----- Selected passage -----

Education Structure and Content

EDUCATION STRUCTURE AND CONTENT

To fulfill the overall purpose the school will provide opportunities for the students to interact with different levels of knowledge – cognitive, personal, social, and cultural knowledge as well as affective knowledge. Although these levels will be described in phases in the following together they must be looked upon dynamically, as a spiral shape; you can return to earlier phases when needed. Each of the levels has implications for action, content, and pedagogical and didactic ways of working. 

Level 1) Qualifications 

Through teaching, instruction and presentation the students will know, understand, identify, distinguish, and integrate facts, insight, values, theories, empirical methods, tools, multicultural/inter cultural issues, theological issues, themselves and the therapeutic relationship – psychotherapist intentions and client reactions. 

Level 2) Competencies 

Through individual projects (e.g. essays), experiential learning (e.g. cases), bimonthly reports (= portfolio/logbook), resources of participants, feedback, evaluation of self, and internal evaluation the students will reflect, train, validate, integrate, sort, and select information and strategies of how to observe and learn in a specific situation. 

Level 3) Paradigmatic perspectives and creativity 

Through collaborated interaction among the students (= communities of practice), e.g. sharing of knowledge and thereby enhancing responsibility and interdependence, the students are participants in the professional field of IPSICC psychotherapists. The students will develop, create, evaluate, modify, maintain, reorient, innovate, change, use, and acquire systemic skills and further systemic development.

----- Data extracts -----

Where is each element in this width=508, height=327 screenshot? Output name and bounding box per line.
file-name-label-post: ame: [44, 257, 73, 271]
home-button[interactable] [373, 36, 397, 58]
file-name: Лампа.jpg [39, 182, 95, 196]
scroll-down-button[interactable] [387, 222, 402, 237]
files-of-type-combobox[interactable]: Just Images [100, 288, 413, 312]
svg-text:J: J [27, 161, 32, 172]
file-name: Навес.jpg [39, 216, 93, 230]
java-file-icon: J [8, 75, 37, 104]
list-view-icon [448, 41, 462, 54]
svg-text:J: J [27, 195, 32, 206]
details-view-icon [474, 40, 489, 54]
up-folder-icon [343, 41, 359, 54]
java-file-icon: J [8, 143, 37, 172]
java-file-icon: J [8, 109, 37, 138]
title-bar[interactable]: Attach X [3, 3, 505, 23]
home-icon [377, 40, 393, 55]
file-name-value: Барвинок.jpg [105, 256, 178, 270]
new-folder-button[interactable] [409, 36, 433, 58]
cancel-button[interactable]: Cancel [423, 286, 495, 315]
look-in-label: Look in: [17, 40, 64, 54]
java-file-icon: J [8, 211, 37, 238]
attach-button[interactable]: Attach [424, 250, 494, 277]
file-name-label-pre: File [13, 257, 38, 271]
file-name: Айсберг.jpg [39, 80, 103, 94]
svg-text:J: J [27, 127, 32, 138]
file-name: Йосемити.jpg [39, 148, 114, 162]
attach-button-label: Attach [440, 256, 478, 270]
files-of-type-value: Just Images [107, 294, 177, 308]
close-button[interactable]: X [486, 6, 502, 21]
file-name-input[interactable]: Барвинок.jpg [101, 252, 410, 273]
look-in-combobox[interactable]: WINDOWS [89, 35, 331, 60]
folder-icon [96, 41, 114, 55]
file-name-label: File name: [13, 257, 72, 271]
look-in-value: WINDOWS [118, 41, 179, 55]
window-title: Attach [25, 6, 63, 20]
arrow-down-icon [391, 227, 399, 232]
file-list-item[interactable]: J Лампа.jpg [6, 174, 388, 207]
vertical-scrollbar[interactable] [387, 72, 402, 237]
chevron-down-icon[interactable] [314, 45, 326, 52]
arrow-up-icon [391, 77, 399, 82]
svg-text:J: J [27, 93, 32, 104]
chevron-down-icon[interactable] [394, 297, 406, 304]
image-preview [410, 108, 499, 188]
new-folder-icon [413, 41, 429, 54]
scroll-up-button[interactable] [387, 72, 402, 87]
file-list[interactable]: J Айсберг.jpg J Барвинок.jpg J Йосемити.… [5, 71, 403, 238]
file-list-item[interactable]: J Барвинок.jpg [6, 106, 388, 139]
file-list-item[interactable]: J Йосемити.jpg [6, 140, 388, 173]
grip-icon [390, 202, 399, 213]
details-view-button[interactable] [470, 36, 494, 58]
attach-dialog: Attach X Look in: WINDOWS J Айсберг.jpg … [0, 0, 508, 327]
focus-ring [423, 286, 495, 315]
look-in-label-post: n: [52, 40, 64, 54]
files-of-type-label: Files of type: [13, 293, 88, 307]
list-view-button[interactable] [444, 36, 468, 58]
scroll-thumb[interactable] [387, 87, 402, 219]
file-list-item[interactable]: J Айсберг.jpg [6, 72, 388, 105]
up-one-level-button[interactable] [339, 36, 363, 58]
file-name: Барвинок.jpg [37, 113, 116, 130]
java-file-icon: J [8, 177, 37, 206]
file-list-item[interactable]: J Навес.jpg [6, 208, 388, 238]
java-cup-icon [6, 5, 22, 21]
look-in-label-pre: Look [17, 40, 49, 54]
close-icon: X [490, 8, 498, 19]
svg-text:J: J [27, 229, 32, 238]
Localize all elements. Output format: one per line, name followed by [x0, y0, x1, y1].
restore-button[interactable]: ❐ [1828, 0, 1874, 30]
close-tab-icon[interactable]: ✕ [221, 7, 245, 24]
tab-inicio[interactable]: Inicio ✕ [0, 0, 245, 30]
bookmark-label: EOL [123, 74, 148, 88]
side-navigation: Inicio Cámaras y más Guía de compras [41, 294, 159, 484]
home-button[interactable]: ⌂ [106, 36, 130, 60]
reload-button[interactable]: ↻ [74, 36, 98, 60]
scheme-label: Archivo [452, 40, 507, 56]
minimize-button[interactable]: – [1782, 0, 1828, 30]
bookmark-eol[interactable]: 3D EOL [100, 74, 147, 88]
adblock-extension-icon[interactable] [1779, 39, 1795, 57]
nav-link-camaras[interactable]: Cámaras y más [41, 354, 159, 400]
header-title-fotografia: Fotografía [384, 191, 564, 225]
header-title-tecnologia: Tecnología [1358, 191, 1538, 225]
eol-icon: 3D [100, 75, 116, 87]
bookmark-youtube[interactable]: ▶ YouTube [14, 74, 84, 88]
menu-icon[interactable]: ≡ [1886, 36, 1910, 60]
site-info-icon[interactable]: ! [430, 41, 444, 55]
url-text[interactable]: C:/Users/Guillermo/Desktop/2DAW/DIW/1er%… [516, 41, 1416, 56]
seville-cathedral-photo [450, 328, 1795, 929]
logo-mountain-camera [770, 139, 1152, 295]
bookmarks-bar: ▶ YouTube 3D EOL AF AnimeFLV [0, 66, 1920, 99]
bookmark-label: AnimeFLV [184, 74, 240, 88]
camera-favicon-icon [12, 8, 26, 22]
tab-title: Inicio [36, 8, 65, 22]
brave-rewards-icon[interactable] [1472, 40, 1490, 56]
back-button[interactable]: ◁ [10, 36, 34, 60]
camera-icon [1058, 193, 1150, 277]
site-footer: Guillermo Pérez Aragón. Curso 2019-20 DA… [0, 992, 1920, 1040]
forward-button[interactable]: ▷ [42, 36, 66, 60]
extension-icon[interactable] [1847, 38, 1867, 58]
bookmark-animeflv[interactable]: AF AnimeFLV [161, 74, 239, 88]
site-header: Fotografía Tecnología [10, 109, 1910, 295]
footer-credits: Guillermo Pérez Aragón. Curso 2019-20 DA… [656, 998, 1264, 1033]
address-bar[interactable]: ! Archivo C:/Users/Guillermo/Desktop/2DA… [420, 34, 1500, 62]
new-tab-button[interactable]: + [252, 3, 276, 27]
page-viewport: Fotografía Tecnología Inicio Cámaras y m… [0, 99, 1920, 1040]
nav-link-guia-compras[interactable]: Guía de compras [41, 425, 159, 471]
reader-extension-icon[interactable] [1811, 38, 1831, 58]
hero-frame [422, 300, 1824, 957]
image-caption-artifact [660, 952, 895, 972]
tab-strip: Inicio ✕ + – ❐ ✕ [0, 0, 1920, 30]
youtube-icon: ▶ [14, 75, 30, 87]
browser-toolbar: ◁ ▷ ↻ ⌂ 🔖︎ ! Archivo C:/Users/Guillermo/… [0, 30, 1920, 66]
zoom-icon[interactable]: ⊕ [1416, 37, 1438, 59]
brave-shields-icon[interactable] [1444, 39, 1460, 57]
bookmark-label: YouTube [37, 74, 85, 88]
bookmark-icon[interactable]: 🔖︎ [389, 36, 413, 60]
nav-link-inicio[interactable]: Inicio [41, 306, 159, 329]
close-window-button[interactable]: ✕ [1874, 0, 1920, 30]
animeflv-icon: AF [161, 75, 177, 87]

-----

■ Check your understanding ■
**a.** Answer these from the education structure passage:
(i) As what shape must the levels be looked upon?
(ii) What do bimonthly reports equal?
(iii) What term is given for collaborated interaction among the students?
**b.** Please quote the education structure passage between "Level 2) Competencies" and "a specific situation.", inclusive.
**c.** Decide whether each statement agrees with the education structure passage, giving yes or no and the deciding words quoted from it:
(i) The levels are to be looked upon statically.
(ii) Essays are an example of individual projects.
(iii) Level 1 is titled Competencies.

■ Written answers ■
**a.**
(i) A spiral shape.
(ii) Portfolio/logbook.
(iii) Communities of practice.

**b.**
Level 2) Competencies 

Through individual projects (e.g. essays), experiential learning (e.g. cases), bimonthly reports (= portfolio/logbook), resources of participants, feedback, evaluation of self, and internal evaluation the students will reflect, train, validate, integrate, sort, and select information and strategies of how to observe and learn in a specific situation.

**c.**
(i) No: "they must be looked upon dynamically, as a spiral shape"
(ii) Yes: "individual projects (e.g. essays)"
(iii) No: "Level 1) Qualifications"